* PROVIDED RECORDS *
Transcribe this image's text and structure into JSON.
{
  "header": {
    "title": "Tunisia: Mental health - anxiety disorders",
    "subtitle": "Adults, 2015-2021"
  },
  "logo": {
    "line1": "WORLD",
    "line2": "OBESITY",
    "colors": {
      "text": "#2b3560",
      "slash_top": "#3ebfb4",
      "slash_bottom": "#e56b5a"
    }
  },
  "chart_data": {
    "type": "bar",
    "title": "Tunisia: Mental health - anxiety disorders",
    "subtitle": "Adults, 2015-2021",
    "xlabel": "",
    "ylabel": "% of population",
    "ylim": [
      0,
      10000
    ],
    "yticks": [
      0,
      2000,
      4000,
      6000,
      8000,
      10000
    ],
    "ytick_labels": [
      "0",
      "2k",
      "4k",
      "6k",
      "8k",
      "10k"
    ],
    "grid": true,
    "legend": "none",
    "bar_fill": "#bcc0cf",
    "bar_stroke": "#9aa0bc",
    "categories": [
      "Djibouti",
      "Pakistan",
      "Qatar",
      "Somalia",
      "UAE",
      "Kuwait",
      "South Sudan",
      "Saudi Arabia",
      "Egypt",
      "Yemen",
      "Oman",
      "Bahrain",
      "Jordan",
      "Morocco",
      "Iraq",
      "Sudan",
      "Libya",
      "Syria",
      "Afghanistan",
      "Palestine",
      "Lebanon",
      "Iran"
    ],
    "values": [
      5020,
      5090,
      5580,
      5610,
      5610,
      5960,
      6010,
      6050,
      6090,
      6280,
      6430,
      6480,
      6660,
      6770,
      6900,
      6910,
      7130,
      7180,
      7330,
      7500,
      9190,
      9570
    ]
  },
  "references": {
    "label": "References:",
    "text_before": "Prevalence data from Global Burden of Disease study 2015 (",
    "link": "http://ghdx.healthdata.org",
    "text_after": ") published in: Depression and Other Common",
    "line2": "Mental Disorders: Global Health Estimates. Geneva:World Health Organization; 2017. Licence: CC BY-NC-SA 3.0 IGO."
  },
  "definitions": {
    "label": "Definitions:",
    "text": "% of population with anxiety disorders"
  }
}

* GIVEN PROBLEM *
A line counts if it holds the word "Adults". How many lines of the entries count? Give the number only.

* CORRECT ANSWER *
2